WHAT THE TASK REQUIRES ▸
Quote, exactly, the line holding "Type out the text in this image." and all lines after it to the end of the records below. Exclude pictures.

Stored records:
## Start
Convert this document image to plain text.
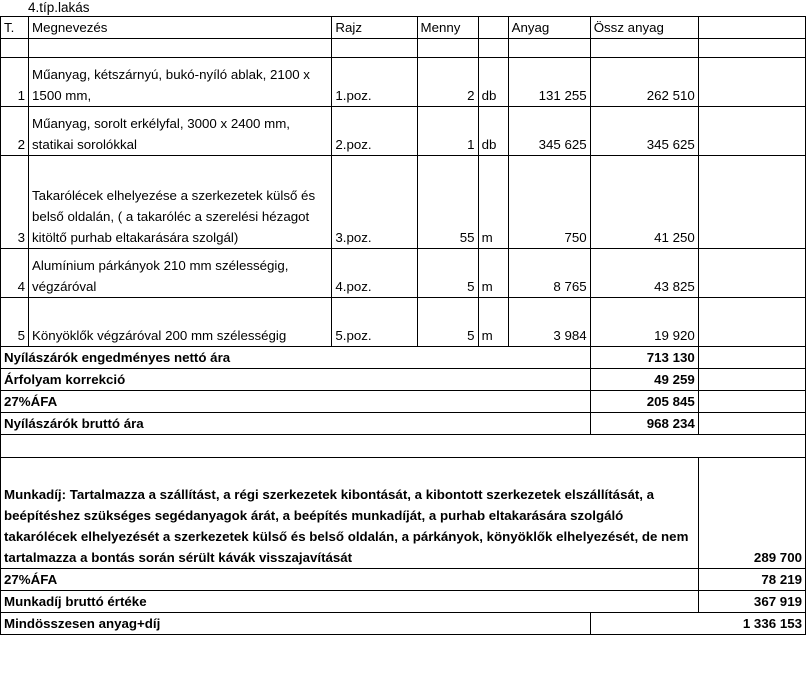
4.típ.lakás
T.	Megnevezés	Rajz	Menny		Anyag	Össz anyag	

1	Műanyag, kétszárnyú, bukó-nyíló ablak, 2100 x 1500 mm,	1.poz.	2	db	131 255	262 510	
2	Műanyag, sorolt erkélyfal, 3000 x 2400 mm, statikai sorolókkal	2.poz.	1	db	345 625	345 625	
3	Takarólécek elhelyezése a szerkezetek külső és belső oldalán, ( a takaróléc a szerelési hézagot kitöltő purhab eltakarására szolgál)	3.poz.	55	m	750	41 250	
4	Alumínium párkányok 210 mm szélességig, végzáróval	4.poz.	5	m	8 765	43 825	
5	Könyöklők végzáróval 200 mm szélességig	5.poz.	5	m	3 984	19 920	
Nyílászárók engedményes nettó ára						713 130	
Árfolyam korrekció						49 259	
27%ÁFA						205 845	
Nyílászárók bruttó ára						968 234	

Munkadíj: Tartalmazza a szállítást, a régi szerkezetek kibontását, a kibontott szerkezetek elszállítását, a beépítéshez szükséges segédanyagok árát, a beépítés munkadíját, a purhab eltakarására szolgáló takarólécek elhelyezését a szerkezetek külső és belső oldalán, a párkányok, könyöklők elhelyezését, de nem tartalmazza a bontás során sérült kávák visszajavítását							289 700
27%ÁFA							78 219
Munkadíj bruttó értéke							367 919
Mindösszesen anyag+díj						1 336 153	
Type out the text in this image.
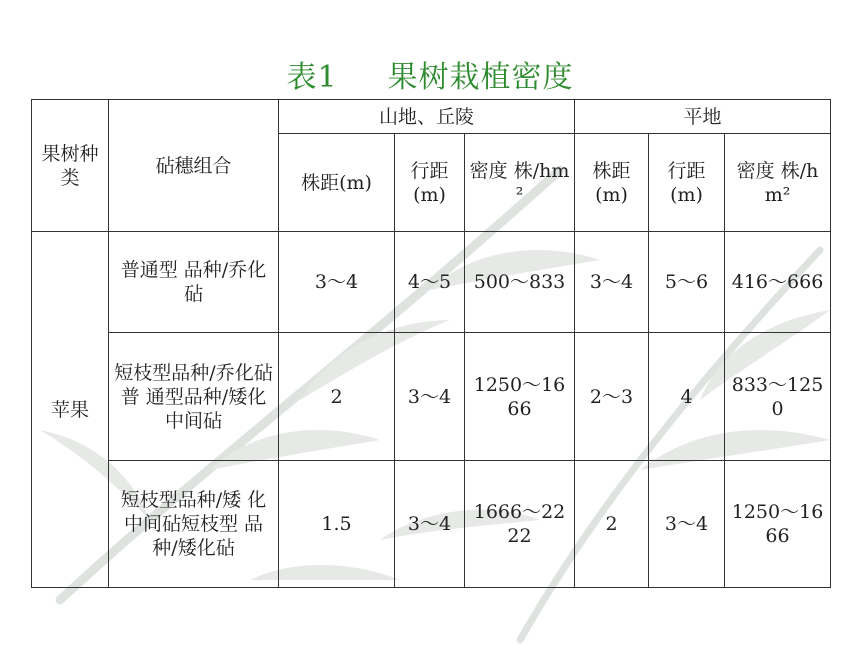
表1 果树栽植密度
果树种类	砧穗组合	山地、丘陵			平地		
		株距(m)	行距(m)	密度 株/hm²	株距(m)	行距(m)	密度 株/hm²
苹果	普通型 品种/乔化砧	3～4	4～5	500～833	3～4	5～6	416～666
	短枝型品种/乔化砧普 通型品种/矮化中间砧	2	3～4	1250～1666	2～3	4	833～1250
	短枝型品种/矮 化中间砧短枝型 品种/矮化砧	1.5	3～4	1666～2222	2	3～4	1250～1666
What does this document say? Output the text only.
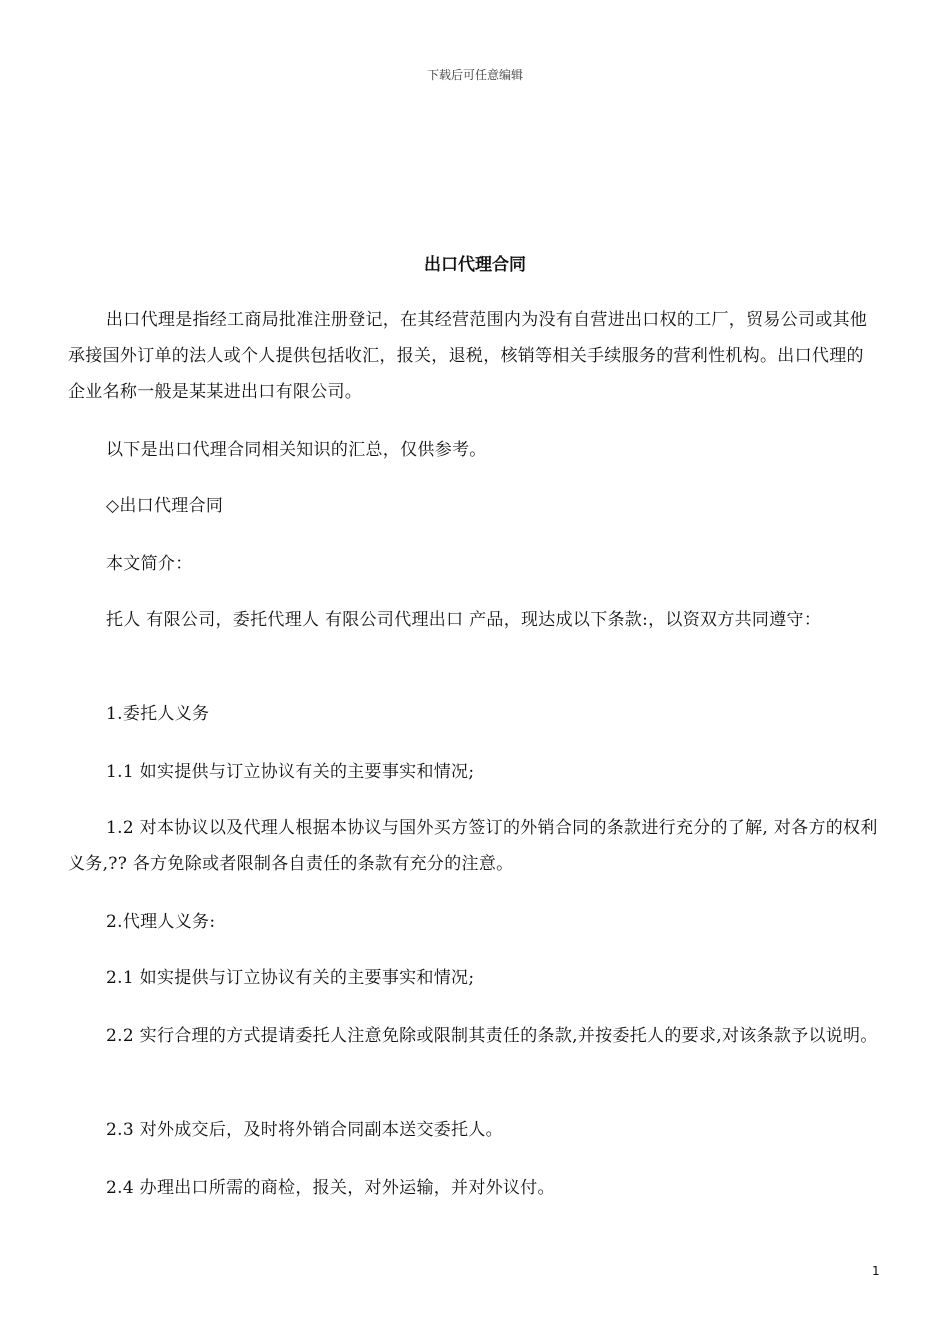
下载后可任意编辑
出口代理合同

出口代理是指经工商局批准注册登记，在其经营范围内为没有自营进出口权的工厂，贸易公司或其他承接国外订单的法人或个人提供包括收汇，报关，退税，核销等相关手续服务的营利性机构。出口代理的企业名称一般是某某进出口有限公司。

以下是出口代理合同相关知识的汇总，仅供参考。

◇出口代理合同

本文简介：

托人 有限公司，委托代理人 有限公司代理出口 产品，现达成以下条款:，以资双方共同遵守：

1.委托人义务

1.1 如实提供与订立协议有关的主要事实和情况;

1.2 对本协议以及代理人根据本协议与国外买方签订的外销合同的条款进行充分的了解, 对各方的权利义务,?? 各方免除或者限制各自责任的条款有充分的注意。

2.代理人义务:

2.1 如实提供与订立协议有关的主要事实和情况;

2.2 实行合理的方式提请委托人注意免除或限制其责任的条款,并按委托人的要求,对该条款予以说明。

2.3 对外成交后，及时将外销合同副本送交委托人。

2.4 办理出口所需的商检，报关，对外运输，并对外议付。

1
## End
REPLY TO THE TASK ▸
Type out the text in this image.
表1 果树栽植密度
果树种类	砧穗组合	山地、丘陵			平地		
		株距(m)	行距(m)	密度 株/hm²	株距(m)	行距(m)	密度 株/hm²
苹果	普通型 品种/乔化砧	3～4	4～5	500～833	3～4	5～6	416～666
	短枝型品种/乔化砧普 通型品种/矮化中间砧	2	3～4	1250～1666	2～3	4	833～1250
	短枝型品种/矮 化中间砧短枝型 品种/矮化砧	1.5	3～4	1666～2222	2	3～4	1250～1666
What does this document say? Output the text only.
下载后可任意编辑
出口代理合同

出口代理是指经工商局批准注册登记，在其经营范围内为没有自营进出口权的工厂，贸易公司或其他承接国外订单的法人或个人提供包括收汇，报关，退税，核销等相关手续服务的营利性机构。出口代理的企业名称一般是某某进出口有限公司。

以下是出口代理合同相关知识的汇总，仅供参考。

◇出口代理合同

本文简介：

托人 有限公司，委托代理人 有限公司代理出口 产品，现达成以下条款:，以资双方共同遵守：

1.委托人义务

1.1 如实提供与订立协议有关的主要事实和情况;

1.2 对本协议以及代理人根据本协议与国外买方签订的外销合同的条款进行充分的了解, 对各方的权利义务,?? 各方免除或者限制各自责任的条款有充分的注意。

2.代理人义务:

2.1 如实提供与订立协议有关的主要事实和情况;

2.2 实行合理的方式提请委托人注意免除或限制其责任的条款,并按委托人的要求,对该条款予以说明。

2.3 对外成交后，及时将外销合同副本送交委托人。

2.4 办理出口所需的商检，报关，对外运输，并对外议付。

1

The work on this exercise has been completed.